> **Task goal**:
Filter the data below for the string "Inspect" and copy each matching line.

Entries taken from a collection:
++++

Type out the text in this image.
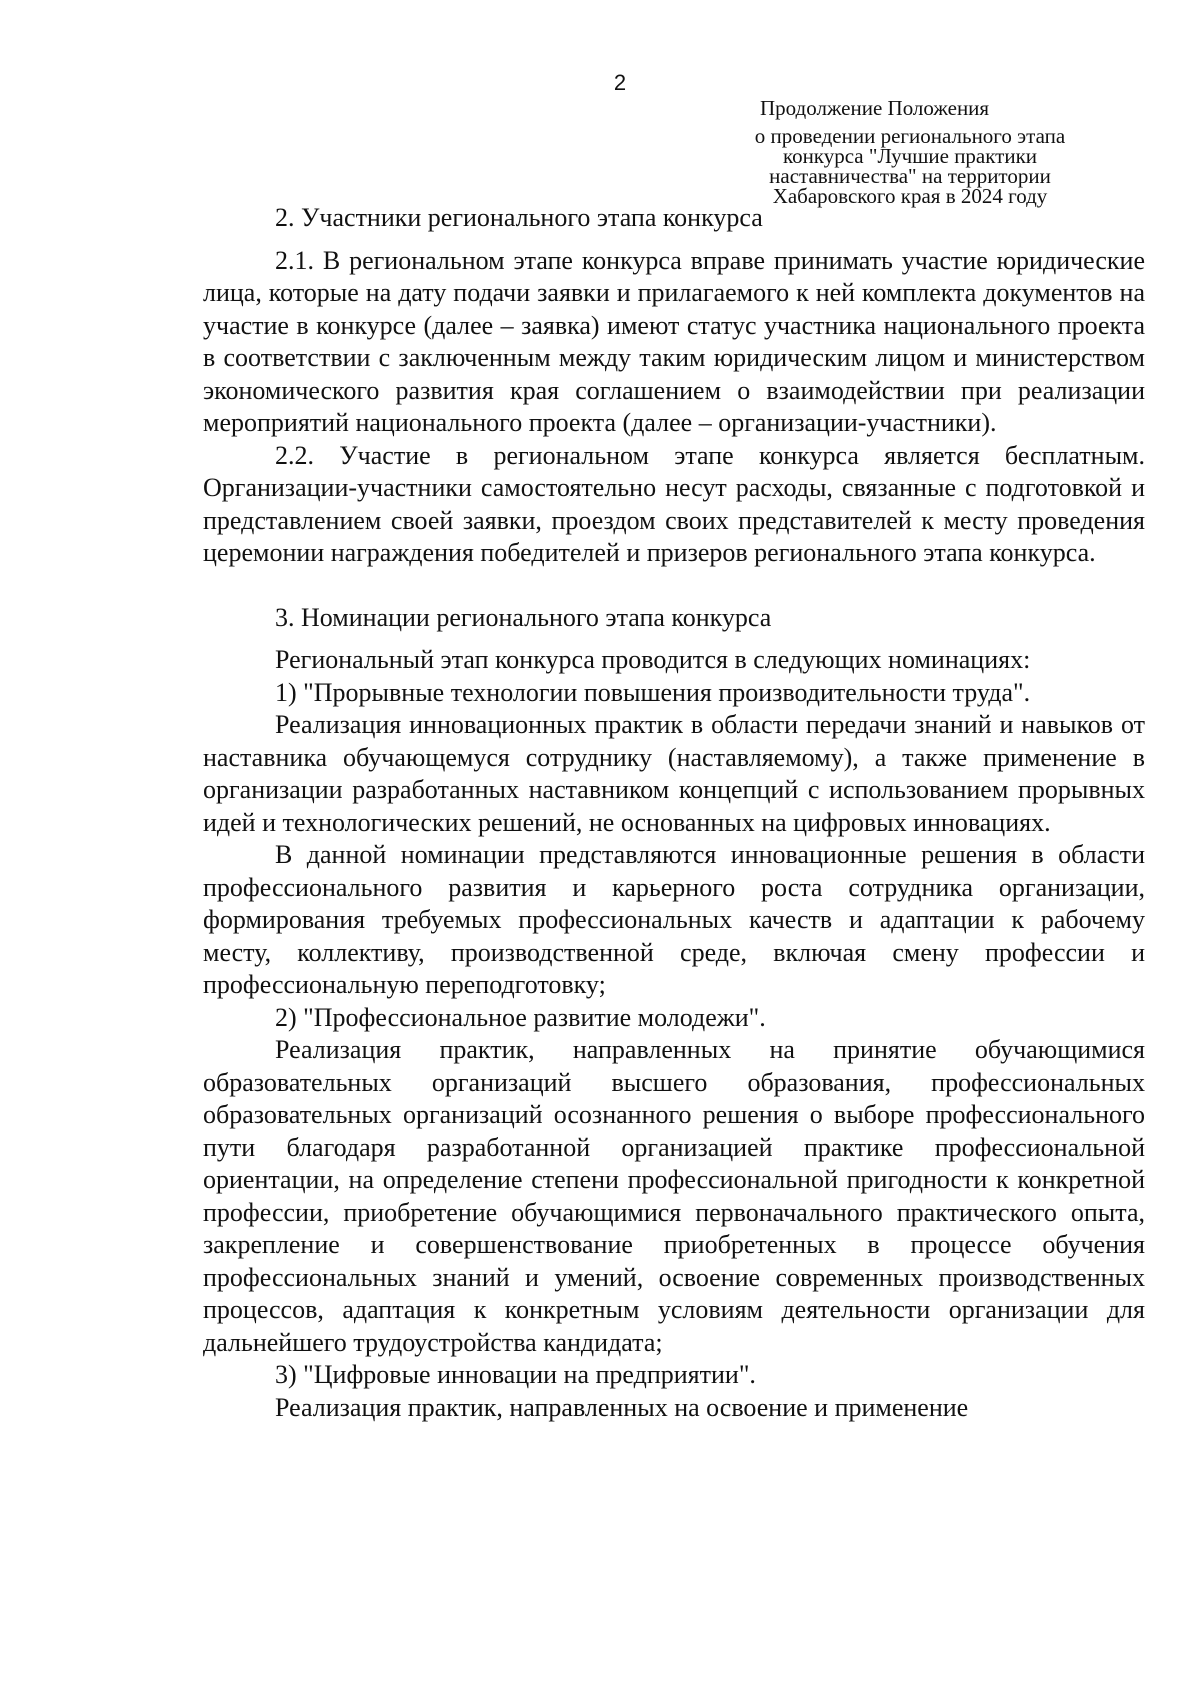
2
Продолжение Положения
о проведении регионального этапа
конкурса "Лучшие практики
наставничества" на территории
Хабаровского края в 2024 году
2. Участники регионального этапа конкурса

2.1. В региональном этапе конкурса вправе принимать участие юридические лица, которые на дату подачи заявки и прилагаемого к ней комплекта документов на участие в конкурсе (далее – заявка) имеют статус участника национального проекта в соответствии с заключенным между таким юридическим лицом и министерством экономического развития края соглашением о взаимодействии при реализации мероприятий национального проекта (далее – организации-участники).

2.2. Участие в региональном этапе конкурса является бесплатным. Организации-участники самостоятельно несут расходы, связанные с подготовкой и представлением своей заявки, проездом своих представителей к месту проведения церемонии награждения победителей и призеров регионального этапа конкурса.

3. Номинации регионального этапа конкурса

Региональный этап конкурса проводится в следующих номинациях:

1) "Прорывные технологии повышения производительности труда".

Реализация инновационных практик в области передачи знаний и навыков от наставника обучающемуся сотруднику (наставляемому), а также применение в организации разработанных наставником концепций с использованием прорывных идей и технологических решений, не основанных на цифровых инновациях.

В данной номинации представляются инновационные решения в области профессионального развития и карьерного роста сотрудника организации, формирования требуемых профессиональных качеств и адаптации к рабочему месту, коллективу, производственной среде, включая смену профессии и профессиональную переподготовку;

2) "Профессиональное развитие молодежи".

Реализация практик, направленных на принятие обучающимися образовательных организаций высшего образования, профессиональных образовательных организаций осознанного решения о выборе профессионального пути благодаря разработанной организацией практике профессиональной ориентации, на определение степени профессиональной пригодности к конкретной профессии, приобретение обучающимися первоначального практического опыта, закрепление и совершенствование приобретенных в процессе обучения профессиональных знаний и умений, освоение современных производственных процессов, адаптация к конкретным условиям деятельности организации для дальнейшего трудоустройства кандидата;

3) "Цифровые инновации на предприятии".

Реализация практик, направленных на освоение и применение
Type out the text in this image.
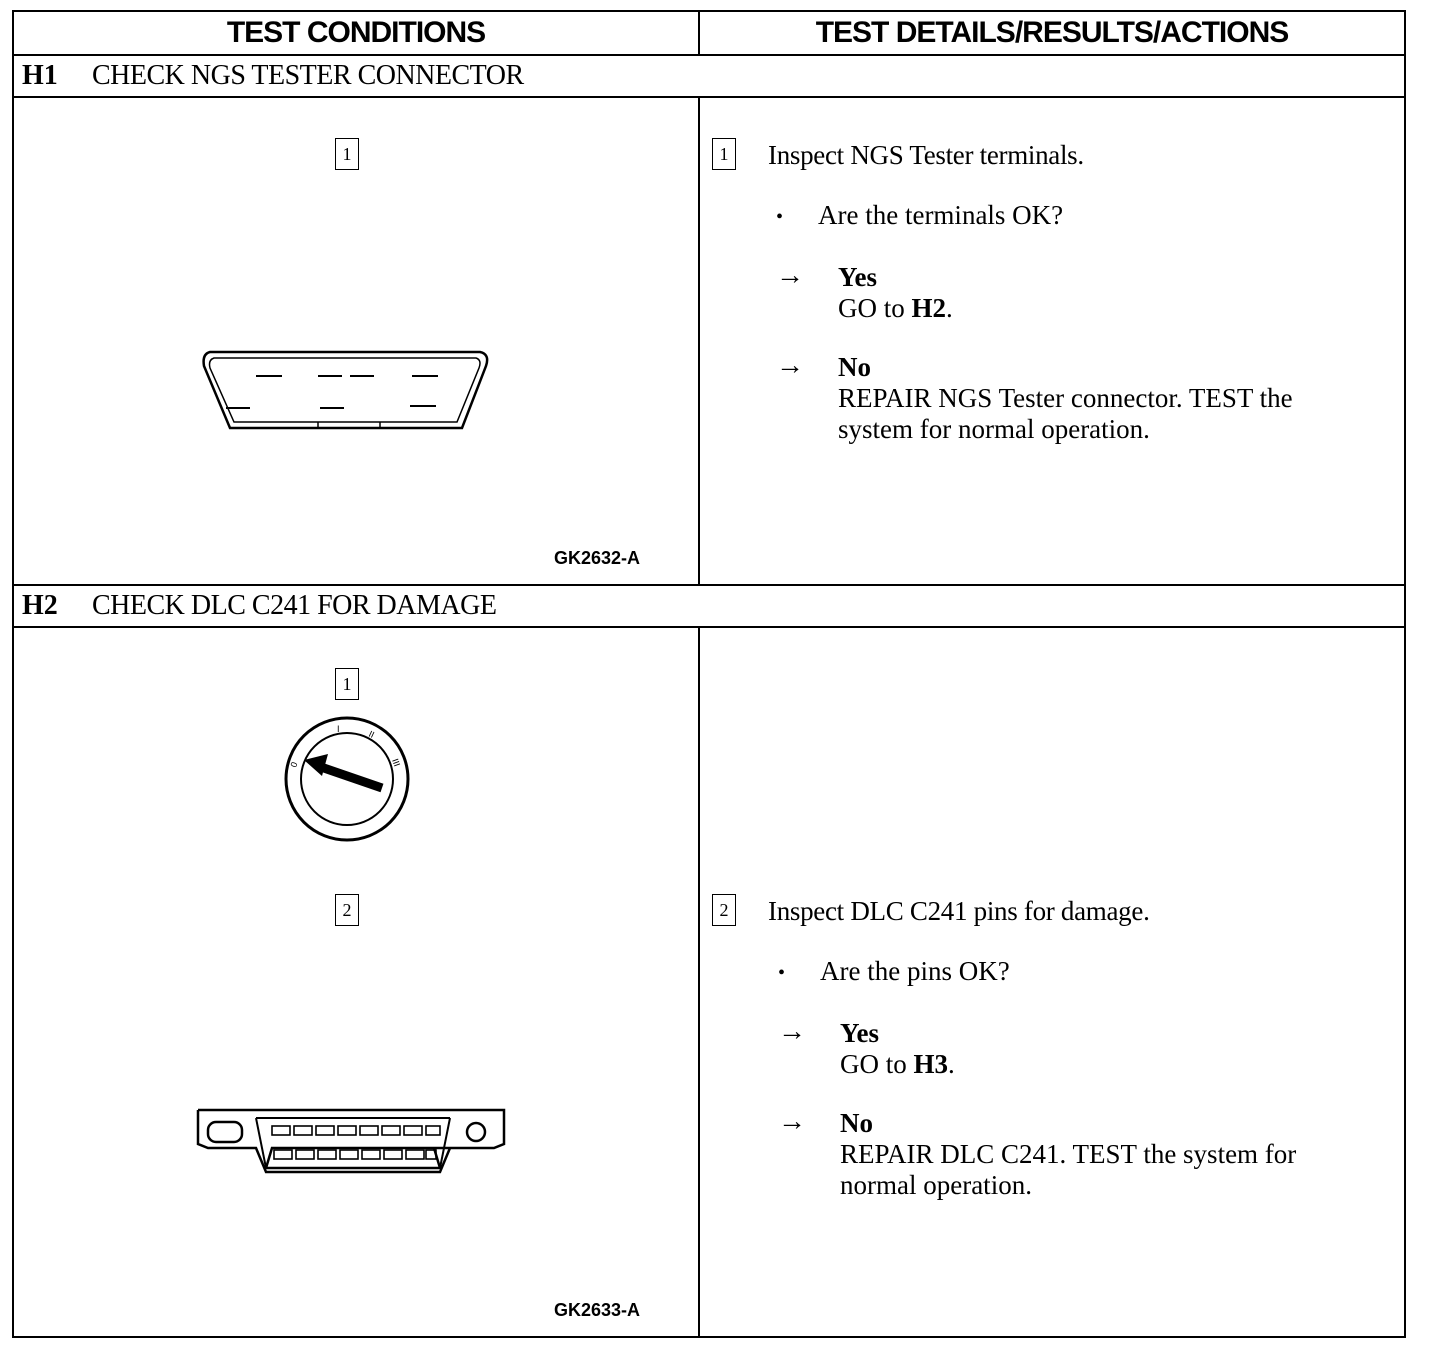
TEST CONDITIONS	TEST DETAILS/RESULTS/ACTIONS
H1	CHECK NGS TESTER CONNECTOR
1
GK2632-A
1 Inspect NGS Tester terminals.
• Are the terminals OK?
→ Yes
GO to H2.
→ No
REPAIR NGS Tester connector. TEST the
system for normal operation.
H2	CHECK DLC C241 FOR DAMAGE
1
0
I	II
III
2
GK2633-A
2 Inspect DLC C241 pins for damage.
• Are the pins OK?
→ Yes
GO to H3.
→ No
REPAIR DLC C241. TEST the system for
normal operation.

++++

> **Response to this task**:
1 Inspect NGS Tester terminals.
2 Inspect DLC C241 pins for damage.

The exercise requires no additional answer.